Part of a data file
■ ■ ■ ■ ■ ■ ■
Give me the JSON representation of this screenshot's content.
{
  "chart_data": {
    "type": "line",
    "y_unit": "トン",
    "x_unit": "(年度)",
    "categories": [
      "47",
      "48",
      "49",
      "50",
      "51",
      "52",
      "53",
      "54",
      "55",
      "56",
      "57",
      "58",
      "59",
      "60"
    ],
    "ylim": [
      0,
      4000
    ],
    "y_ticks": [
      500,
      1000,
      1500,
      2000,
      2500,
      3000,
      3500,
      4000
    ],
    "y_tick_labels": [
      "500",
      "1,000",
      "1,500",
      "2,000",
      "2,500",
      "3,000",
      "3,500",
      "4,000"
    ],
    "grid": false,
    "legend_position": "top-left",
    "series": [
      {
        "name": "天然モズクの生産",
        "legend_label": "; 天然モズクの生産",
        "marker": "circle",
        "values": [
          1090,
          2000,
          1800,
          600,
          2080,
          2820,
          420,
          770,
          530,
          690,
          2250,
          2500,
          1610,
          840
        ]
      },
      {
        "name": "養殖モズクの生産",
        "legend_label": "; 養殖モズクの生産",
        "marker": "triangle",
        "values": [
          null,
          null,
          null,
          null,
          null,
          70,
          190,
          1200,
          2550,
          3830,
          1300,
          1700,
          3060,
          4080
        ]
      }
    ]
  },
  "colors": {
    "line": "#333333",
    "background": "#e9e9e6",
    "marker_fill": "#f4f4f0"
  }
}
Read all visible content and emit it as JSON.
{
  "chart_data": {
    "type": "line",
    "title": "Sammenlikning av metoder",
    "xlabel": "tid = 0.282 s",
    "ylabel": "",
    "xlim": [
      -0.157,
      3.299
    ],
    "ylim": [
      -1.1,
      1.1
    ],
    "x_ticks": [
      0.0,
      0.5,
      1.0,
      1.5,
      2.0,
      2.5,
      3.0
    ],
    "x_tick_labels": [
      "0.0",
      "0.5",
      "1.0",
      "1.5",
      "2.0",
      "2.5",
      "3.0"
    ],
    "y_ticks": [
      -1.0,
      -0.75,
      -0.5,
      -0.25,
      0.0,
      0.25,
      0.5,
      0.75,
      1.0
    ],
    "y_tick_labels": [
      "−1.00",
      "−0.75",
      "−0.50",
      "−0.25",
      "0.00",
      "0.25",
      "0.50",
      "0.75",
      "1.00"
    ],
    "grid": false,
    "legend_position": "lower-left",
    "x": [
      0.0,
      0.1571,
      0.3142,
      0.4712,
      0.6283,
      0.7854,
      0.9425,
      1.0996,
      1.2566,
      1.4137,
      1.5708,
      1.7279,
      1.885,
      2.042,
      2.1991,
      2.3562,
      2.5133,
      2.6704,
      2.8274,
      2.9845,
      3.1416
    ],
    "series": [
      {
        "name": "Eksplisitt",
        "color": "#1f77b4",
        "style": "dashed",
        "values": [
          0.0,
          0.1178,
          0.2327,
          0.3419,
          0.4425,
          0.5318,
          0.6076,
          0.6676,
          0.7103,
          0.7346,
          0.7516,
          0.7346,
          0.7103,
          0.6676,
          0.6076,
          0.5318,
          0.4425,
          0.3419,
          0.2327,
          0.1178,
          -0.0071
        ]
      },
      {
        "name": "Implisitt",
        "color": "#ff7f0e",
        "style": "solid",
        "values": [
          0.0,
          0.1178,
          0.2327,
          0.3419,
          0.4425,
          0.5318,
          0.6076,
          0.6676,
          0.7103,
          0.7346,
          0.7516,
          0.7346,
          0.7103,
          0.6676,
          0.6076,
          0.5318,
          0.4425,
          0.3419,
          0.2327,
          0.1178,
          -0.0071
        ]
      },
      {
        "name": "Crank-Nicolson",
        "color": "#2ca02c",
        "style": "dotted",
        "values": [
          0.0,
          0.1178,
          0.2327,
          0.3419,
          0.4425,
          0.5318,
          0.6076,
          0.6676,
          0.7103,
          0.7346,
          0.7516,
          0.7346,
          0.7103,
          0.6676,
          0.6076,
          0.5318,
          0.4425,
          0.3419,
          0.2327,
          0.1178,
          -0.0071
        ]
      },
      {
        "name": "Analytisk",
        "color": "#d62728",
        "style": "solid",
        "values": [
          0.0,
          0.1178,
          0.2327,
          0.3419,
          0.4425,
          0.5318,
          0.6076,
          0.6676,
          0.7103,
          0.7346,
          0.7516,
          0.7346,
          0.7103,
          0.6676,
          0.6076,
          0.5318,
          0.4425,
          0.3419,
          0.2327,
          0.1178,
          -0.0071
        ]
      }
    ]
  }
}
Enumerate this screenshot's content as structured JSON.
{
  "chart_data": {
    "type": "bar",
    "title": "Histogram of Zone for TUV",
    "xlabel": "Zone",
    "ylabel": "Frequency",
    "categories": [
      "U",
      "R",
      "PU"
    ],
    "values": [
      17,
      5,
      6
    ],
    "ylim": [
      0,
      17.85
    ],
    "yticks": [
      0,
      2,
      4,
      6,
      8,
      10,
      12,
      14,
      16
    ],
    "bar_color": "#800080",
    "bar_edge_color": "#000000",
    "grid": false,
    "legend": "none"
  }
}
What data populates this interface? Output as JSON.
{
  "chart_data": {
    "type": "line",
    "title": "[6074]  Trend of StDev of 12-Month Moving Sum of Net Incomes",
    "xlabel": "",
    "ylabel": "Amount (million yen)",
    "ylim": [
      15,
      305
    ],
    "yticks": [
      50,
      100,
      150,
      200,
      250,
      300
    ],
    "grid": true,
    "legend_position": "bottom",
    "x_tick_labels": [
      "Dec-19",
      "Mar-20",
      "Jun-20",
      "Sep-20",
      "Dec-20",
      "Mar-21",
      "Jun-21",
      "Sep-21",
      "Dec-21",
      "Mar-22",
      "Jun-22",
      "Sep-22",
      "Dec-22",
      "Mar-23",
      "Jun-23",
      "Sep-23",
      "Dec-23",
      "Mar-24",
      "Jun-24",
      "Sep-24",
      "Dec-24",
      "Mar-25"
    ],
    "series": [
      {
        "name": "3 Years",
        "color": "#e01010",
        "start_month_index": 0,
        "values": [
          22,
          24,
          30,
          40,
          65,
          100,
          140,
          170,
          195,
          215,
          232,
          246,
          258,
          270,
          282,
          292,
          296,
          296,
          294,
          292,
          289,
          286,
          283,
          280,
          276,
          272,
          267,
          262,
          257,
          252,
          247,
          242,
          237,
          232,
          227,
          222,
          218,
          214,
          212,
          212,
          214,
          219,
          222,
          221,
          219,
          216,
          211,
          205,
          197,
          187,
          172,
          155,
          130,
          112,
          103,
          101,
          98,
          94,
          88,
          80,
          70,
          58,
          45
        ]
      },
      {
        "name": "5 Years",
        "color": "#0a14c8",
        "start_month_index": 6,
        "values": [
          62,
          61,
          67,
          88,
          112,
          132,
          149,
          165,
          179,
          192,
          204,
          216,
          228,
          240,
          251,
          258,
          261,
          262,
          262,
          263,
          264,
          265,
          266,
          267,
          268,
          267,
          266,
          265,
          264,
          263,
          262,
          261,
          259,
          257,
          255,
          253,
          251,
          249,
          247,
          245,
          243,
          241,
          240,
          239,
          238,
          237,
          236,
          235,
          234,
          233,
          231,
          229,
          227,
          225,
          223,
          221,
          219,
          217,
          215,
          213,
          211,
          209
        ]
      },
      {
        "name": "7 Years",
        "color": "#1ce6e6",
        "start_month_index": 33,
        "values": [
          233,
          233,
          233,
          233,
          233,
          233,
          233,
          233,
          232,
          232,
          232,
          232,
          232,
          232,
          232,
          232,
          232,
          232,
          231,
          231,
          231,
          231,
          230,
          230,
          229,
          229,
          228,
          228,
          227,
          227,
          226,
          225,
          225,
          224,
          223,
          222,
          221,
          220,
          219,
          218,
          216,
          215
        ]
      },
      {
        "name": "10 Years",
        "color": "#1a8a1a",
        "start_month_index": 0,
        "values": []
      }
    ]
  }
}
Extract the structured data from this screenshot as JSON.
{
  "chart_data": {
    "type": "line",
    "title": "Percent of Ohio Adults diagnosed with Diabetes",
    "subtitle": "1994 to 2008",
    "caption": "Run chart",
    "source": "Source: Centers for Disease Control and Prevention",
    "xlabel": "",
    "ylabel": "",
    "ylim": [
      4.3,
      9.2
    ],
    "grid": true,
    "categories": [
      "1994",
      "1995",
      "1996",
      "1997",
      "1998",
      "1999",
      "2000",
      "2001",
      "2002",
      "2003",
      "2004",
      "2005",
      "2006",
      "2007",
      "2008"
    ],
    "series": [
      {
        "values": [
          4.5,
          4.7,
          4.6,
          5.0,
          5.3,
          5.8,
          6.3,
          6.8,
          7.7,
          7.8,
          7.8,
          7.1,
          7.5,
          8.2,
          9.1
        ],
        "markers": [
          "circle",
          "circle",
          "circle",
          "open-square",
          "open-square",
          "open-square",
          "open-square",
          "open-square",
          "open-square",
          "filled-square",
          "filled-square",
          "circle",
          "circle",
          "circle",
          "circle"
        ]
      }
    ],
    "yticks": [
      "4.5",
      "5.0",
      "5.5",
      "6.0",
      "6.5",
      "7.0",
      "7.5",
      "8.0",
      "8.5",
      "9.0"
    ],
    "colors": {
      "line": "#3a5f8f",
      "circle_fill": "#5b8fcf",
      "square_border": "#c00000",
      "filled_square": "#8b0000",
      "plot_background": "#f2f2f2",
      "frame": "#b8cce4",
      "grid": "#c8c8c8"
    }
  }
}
■ ■ ■ ■ ■ ■ ■
▶ [WORK TO DO]: Collect the complete line wherever the string "Zone" appears in the records.

▶ [RESULT]:
    "title": "Histogram of Zone for TUV",
    "xlabel": "Zone",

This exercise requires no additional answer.